start Supplied records

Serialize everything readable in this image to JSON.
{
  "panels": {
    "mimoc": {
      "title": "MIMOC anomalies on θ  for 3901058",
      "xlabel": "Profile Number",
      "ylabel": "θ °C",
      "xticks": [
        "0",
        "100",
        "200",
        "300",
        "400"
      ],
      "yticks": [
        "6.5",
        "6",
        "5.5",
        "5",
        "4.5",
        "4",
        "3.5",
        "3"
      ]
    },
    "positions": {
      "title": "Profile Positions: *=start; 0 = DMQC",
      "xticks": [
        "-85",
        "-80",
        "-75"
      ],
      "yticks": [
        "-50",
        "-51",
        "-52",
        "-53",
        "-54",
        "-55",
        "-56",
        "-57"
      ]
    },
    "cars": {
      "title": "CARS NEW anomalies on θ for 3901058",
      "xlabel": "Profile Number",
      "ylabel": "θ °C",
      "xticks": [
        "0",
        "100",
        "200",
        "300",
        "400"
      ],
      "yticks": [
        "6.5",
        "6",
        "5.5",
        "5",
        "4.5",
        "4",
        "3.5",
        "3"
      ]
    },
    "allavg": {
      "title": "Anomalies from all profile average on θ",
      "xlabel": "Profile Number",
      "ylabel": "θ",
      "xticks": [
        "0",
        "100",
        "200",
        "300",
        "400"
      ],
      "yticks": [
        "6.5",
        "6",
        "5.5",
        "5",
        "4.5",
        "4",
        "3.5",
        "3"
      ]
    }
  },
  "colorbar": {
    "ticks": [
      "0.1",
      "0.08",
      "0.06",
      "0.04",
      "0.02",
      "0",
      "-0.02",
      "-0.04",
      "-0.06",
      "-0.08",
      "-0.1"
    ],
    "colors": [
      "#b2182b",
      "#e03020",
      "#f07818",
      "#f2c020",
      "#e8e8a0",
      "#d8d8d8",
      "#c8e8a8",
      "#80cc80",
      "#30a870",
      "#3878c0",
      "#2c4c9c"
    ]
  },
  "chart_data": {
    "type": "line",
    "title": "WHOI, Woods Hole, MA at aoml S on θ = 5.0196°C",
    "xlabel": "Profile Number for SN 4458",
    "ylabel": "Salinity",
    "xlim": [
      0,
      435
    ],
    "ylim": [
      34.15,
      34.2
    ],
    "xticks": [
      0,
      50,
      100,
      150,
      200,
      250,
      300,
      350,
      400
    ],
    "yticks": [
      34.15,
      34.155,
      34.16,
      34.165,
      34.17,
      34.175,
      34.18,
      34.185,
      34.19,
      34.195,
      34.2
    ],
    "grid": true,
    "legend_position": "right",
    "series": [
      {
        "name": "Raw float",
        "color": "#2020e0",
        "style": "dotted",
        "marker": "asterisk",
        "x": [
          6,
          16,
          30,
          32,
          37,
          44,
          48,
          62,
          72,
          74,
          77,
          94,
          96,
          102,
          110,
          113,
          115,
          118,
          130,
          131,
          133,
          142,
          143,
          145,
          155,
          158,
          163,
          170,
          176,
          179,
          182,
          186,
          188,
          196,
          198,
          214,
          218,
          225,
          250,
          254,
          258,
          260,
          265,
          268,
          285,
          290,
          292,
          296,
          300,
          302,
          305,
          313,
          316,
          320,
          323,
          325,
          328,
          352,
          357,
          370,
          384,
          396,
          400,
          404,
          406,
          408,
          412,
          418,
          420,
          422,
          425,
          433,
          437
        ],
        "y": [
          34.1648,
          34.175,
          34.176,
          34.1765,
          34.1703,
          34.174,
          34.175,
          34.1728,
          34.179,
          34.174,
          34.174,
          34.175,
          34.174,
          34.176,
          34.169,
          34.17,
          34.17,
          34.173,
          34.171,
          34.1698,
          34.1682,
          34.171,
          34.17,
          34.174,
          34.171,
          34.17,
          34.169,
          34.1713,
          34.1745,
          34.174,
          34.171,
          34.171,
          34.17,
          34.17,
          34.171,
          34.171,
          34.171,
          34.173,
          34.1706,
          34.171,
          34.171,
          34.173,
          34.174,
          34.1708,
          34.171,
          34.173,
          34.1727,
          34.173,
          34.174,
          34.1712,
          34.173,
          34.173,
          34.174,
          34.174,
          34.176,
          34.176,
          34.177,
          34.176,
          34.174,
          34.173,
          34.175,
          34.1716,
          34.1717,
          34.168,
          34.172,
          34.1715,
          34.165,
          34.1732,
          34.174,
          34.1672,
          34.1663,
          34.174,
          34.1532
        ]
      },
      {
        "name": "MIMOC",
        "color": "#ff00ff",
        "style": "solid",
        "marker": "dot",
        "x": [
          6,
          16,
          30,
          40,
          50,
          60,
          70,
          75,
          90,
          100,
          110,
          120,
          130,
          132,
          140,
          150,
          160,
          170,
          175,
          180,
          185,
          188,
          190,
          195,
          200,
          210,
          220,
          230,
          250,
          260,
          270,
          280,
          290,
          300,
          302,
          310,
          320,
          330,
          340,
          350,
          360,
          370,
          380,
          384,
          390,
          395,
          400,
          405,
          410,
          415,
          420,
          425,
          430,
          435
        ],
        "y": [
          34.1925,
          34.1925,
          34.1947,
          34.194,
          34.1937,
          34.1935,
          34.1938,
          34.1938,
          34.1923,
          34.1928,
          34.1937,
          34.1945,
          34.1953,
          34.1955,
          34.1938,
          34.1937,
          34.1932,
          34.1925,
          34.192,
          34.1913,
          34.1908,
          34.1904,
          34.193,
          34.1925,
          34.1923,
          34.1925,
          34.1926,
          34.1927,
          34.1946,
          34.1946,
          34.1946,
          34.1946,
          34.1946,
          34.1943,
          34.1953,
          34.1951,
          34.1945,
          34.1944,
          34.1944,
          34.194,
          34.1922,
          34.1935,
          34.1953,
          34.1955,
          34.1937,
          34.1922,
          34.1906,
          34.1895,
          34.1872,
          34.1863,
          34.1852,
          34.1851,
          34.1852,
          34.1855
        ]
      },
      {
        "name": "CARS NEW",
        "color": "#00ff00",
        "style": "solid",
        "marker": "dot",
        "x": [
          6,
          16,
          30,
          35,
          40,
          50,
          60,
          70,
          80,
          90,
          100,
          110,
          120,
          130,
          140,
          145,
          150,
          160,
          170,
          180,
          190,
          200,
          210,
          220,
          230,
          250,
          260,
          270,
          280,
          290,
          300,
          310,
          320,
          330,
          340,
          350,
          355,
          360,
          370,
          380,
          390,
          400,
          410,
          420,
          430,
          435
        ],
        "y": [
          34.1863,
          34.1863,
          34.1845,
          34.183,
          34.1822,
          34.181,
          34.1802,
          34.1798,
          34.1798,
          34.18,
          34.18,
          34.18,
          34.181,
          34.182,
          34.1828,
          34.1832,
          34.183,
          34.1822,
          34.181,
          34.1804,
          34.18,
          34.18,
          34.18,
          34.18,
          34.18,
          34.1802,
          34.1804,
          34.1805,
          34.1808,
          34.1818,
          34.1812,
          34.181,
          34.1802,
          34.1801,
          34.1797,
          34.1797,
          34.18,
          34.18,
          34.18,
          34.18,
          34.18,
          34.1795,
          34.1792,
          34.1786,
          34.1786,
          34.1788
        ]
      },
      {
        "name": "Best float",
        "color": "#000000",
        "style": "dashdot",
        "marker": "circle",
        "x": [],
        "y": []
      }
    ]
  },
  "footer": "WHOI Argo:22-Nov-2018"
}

end Supplied records

Job -> From the listing above, extract every line exactly as it stands.

Output ->
Serialize everything readable in this image to JSON.
{
  "panels": {
    "mimoc": {
      "title": "MIMOC anomalies on θ  for 3901058",
      "xlabel": "Profile Number",
      "ylabel": "θ °C",
      "xticks": [
        "0",
        "100",
        "200",
        "300",
        "400"
      ],
      "yticks": [
        "6.5",
        "6",
        "5.5",
        "5",
        "4.5",
        "4",
        "3.5",
        "3"
      ]
    },
    "positions": {
      "title": "Profile Positions: *=start; 0 = DMQC",
      "xticks": [
        "-85",
        "-80",
        "-75"
      ],
      "yticks": [
        "-50",
        "-51",
        "-52",
        "-53",
        "-54",
        "-55",
        "-56",
        "-57"
      ]
    },
    "cars": {
      "title": "CARS NEW anomalies on θ for 3901058",
      "xlabel": "Profile Number",
      "ylabel": "θ °C",
      "xticks": [
        "0",
        "100",
        "200",
        "300",
        "400"
      ],
      "yticks": [
        "6.5",
        "6",
        "5.5",
        "5",
        "4.5",
        "4",
        "3.5",
        "3"
      ]
    },
    "allavg": {
      "title": "Anomalies from all profile average on θ",
      "xlabel": "Profile Number",
      "ylabel": "θ",
      "xticks": [
        "0",
        "100",
        "200",
        "300",
        "400"
      ],
      "yticks": [
        "6.5",
        "6",
        "5.5",
        "5",
        "4.5",
        "4",
        "3.5",
        "3"
      ]
    }
  },
  "colorbar": {
    "ticks": [
      "0.1",
      "0.08",
      "0.06",
      "0.04",
      "0.02",
      "0",
      "-0.02",
      "-0.04",
      "-0.06",
      "-0.08",
      "-0.1"
    ],
    "colors": [
      "#b2182b",
      "#e03020",
      "#f07818",
      "#f2c020",
      "#e8e8a0",
      "#d8d8d8",
      "#c8e8a8",
      "#80cc80",
      "#30a870",
      "#3878c0",
      "#2c4c9c"
    ]
  },
  "chart_data": {
    "type": "line",
    "title": "WHOI, Woods Hole, MA at aoml S on θ = 5.0196°C",
    "xlabel": "Profile Number for SN 4458",
    "ylabel": "Salinity",
    "xlim": [
      0,
      435
    ],
    "ylim": [
      34.15,
      34.2
    ],
    "xticks": [
      0,
      50,
      100,
      150,
      200,
      250,
      300,
      350,
      400
    ],
    "yticks": [
      34.15,
      34.155,
      34.16,
      34.165,
      34.17,
      34.175,
      34.18,
      34.185,
      34.19,
      34.195,
      34.2
    ],
    "grid": true,
    "legend_position": "right",
    "series": [
      {
        "name": "Raw float",
        "color": "#2020e0",
        "style": "dotted",
        "marker": "asterisk",
        "x": [
          6,
          16,
          30,
          32,
          37,
          44,
          48,
          62,
          72,
          74,
          77,
          94,
          96,
          102,
          110,
          113,
          115,
          118,
          130,
          131,
          133,
          142,
          143,
          145,
          155,
          158,
          163,
          170,
          176,
          179,
          182,
          186,
          188,
          196,
          198,
          214,
          218,
          225,
          250,
          254,
          258,
          260,
          265,
          268,
          285,
          290,
          292,
          296,
          300,
          302,
          305,
          313,
          316,
          320,
          323,
          325,
          328,
          352,
          357,
          370,
          384,
          396,
          400,
          404,
          406,
          408,
          412,
          418,
          420,
          422,
          425,
          433,
          437
        ],
        "y": [
          34.1648,
          34.175,
          34.176,
          34.1765,
          34.1703,
          34.174,
          34.175,
          34.1728,
          34.179,
          34.174,
          34.174,
          34.175,
          34.174,
          34.176,
          34.169,
          34.17,
          34.17,
          34.173,
          34.171,
          34.1698,
          34.1682,
          34.171,
          34.17,
          34.174,
          34.171,
          34.17,
          34.169,
          34.1713,
          34.1745,
          34.174,
          34.171,
          34.171,
          34.17,
          34.17,
          34.171,
          34.171,
          34.171,
          34.173,
          34.1706,
          34.171,
          34.171,
          34.173,
          34.174,
          34.1708,
          34.171,
          34.173,
          34.1727,
          34.173,
          34.174,
          34.1712,
          34.173,
          34.173,
          34.174,
          34.174,
          34.176,
          34.176,
          34.177,
          34.176,
          34.174,
          34.173,
          34.175,
          34.1716,
          34.1717,
          34.168,
          34.172,
          34.1715,
          34.165,
          34.1732,
          34.174,
          34.1672,
          34.1663,
          34.174,
          34.1532
        ]
      },
      {
        "name": "MIMOC",
        "color": "#ff00ff",
        "style": "solid",
        "marker": "dot",
        "x": [
          6,
          16,
          30,
          40,
          50,
          60,
          70,
          75,
          90,
          100,
          110,
          120,
          130,
          132,
          140,
          150,
          160,
          170,
          175,
          180,
          185,
          188,
          190,
          195,
          200,
          210,
          220,
          230,
          250,
          260,
          270,
          280,
          290,
          300,
          302,
          310,
          320,
          330,
          340,
          350,
          360,
          370,
          380,
          384,
          390,
          395,
          400,
          405,
          410,
          415,
          420,
          425,
          430,
          435
        ],
        "y": [
          34.1925,
          34.1925,
          34.1947,
          34.194,
          34.1937,
          34.1935,
          34.1938,
          34.1938,
          34.1923,
          34.1928,
          34.1937,
          34.1945,
          34.1953,
          34.1955,
          34.1938,
          34.1937,
          34.1932,
          34.1925,
          34.192,
          34.1913,
          34.1908,
          34.1904,
          34.193,
          34.1925,
          34.1923,
          34.1925,
          34.1926,
          34.1927,
          34.1946,
          34.1946,
          34.1946,
          34.1946,
          34.1946,
          34.1943,
          34.1953,
          34.1951,
          34.1945,
          34.1944,
          34.1944,
          34.194,
          34.1922,
          34.1935,
          34.1953,
          34.1955,
          34.1937,
          34.1922,
          34.1906,
          34.1895,
          34.1872,
          34.1863,
          34.1852,
          34.1851,
          34.1852,
          34.1855
        ]
      },
      {
        "name": "CARS NEW",
        "color": "#00ff00",
        "style": "solid",
        "marker": "dot",
        "x": [
          6,
          16,
          30,
          35,
          40,
          50,
          60,
          70,
          80,
          90,
          100,
          110,
          120,
          130,
          140,
          145,
          150,
          160,
          170,
          180,
          190,
          200,
          210,
          220,
          230,
          250,
          260,
          270,
          280,
          290,
          300,
          310,
          320,
          330,
          340,
          350,
          355,
          360,
          370,
          380,
          390,
          400,
          410,
          420,
          430,
          435
        ],
        "y": [
          34.1863,
          34.1863,
          34.1845,
          34.183,
          34.1822,
          34.181,
          34.1802,
          34.1798,
          34.1798,
          34.18,
          34.18,
          34.18,
          34.181,
          34.182,
          34.1828,
          34.1832,
          34.183,
          34.1822,
          34.181,
          34.1804,
          34.18,
          34.18,
          34.18,
          34.18,
          34.18,
          34.1802,
          34.1804,
          34.1805,
          34.1808,
          34.1818,
          34.1812,
          34.181,
          34.1802,
          34.1801,
          34.1797,
          34.1797,
          34.18,
          34.18,
          34.18,
          34.18,
          34.18,
          34.1795,
          34.1792,
          34.1786,
          34.1786,
          34.1788
        ]
      },
      {
        "name": "Best float",
        "color": "#000000",
        "style": "dashdot",
        "marker": "circle",
        "x": [],
        "y": []
      }
    ]
  },
  "footer": "WHOI Argo:22-Nov-2018"
}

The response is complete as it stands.